§ **WRITTEN EXERCISE**
From the entries below, pull out each line that contains the string "crop".

§ **WORKING DATA**
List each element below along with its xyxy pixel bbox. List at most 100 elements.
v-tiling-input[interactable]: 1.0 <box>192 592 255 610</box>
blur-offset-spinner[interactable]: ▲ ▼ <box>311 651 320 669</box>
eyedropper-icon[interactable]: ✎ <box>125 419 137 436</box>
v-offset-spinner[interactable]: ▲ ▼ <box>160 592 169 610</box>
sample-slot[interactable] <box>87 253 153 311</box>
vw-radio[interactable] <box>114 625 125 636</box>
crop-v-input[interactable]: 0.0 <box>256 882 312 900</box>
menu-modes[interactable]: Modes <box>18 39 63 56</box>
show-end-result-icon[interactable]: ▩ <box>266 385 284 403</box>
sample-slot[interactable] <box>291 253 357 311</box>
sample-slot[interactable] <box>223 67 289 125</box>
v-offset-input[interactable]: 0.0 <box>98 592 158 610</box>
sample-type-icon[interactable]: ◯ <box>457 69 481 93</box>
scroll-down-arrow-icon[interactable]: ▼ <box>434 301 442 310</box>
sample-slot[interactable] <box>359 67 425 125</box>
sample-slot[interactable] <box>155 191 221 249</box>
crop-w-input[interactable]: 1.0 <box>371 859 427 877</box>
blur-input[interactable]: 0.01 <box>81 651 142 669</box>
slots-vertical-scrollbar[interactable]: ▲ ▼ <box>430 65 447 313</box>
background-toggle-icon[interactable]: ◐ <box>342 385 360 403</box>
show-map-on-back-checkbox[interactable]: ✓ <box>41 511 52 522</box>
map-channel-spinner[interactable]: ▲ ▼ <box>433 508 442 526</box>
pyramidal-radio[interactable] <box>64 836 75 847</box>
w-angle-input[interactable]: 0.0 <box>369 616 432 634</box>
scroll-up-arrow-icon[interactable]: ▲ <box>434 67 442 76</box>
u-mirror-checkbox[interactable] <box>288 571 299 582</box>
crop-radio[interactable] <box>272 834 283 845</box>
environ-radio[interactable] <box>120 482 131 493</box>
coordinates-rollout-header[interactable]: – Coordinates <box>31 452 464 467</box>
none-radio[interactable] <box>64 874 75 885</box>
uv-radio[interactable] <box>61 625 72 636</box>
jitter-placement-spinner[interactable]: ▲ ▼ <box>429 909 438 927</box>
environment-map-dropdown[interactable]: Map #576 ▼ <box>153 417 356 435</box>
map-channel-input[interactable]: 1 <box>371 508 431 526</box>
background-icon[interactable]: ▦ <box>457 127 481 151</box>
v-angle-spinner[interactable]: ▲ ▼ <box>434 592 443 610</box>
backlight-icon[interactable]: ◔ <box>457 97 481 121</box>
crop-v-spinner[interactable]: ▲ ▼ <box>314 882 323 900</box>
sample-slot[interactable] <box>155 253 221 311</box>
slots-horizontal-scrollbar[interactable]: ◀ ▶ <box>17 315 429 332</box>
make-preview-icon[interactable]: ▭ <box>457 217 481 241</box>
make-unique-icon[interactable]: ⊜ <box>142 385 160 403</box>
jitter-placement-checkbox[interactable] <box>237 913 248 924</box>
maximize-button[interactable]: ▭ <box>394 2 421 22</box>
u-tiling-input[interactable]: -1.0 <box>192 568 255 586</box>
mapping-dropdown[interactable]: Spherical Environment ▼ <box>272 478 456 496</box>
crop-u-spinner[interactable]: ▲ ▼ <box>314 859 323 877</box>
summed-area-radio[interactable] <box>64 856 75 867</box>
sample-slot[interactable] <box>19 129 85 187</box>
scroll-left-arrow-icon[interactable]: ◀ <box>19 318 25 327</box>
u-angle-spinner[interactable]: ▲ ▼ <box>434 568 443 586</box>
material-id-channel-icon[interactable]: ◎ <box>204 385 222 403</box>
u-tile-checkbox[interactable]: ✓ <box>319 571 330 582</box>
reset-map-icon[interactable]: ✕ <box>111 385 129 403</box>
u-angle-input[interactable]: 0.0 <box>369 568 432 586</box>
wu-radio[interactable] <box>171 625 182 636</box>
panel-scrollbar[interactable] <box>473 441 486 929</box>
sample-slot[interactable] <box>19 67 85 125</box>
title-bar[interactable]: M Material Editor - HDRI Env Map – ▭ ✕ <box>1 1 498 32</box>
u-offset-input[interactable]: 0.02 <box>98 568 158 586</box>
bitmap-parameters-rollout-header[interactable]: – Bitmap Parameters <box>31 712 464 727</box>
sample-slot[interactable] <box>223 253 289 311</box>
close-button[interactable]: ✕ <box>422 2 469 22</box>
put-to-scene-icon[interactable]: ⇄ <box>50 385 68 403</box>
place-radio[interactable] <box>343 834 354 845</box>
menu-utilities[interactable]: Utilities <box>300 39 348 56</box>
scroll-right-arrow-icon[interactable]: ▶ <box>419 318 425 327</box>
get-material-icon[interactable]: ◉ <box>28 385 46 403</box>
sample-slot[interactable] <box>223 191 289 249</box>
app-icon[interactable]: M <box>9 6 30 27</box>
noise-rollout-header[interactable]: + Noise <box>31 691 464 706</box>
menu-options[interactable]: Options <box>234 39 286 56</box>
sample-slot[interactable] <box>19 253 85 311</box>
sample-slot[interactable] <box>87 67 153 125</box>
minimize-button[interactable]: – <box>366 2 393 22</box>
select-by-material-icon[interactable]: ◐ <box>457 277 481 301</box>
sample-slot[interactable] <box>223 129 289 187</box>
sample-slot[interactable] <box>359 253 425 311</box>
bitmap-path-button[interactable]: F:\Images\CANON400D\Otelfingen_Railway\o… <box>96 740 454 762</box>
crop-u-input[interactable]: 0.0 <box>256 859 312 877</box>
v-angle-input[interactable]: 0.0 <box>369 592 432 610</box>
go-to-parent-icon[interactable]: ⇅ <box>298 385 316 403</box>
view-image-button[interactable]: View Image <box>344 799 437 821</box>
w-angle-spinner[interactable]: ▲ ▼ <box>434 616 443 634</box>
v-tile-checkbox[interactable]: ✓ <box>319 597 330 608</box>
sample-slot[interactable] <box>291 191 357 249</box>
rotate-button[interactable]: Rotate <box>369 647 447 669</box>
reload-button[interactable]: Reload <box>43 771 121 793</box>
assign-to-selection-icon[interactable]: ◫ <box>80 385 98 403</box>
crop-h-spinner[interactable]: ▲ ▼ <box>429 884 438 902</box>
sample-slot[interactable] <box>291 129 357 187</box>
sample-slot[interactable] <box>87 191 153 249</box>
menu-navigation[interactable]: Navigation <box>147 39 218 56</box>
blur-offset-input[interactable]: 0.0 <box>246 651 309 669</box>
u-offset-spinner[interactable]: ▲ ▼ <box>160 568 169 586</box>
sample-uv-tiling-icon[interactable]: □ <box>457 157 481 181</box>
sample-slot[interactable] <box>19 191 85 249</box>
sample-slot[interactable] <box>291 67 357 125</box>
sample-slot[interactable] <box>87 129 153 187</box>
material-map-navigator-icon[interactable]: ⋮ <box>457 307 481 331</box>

§ **SOLUTION FOR THIS PROBLEM**
crop-v-input[interactable]: 0.0 <box>256 882 312 900</box>
crop-w-input[interactable]: 1.0 <box>371 859 427 877</box>
crop-radio[interactable] <box>272 834 283 845</box>
crop-v-spinner[interactable]: ▲ ▼ <box>314 882 323 900</box>
crop-u-spinner[interactable]: ▲ ▼ <box>314 859 323 877</box>
crop-u-input[interactable]: 0.0 <box>256 859 312 877</box>
crop-h-spinner[interactable]: ▲ ▼ <box>429 884 438 902</box>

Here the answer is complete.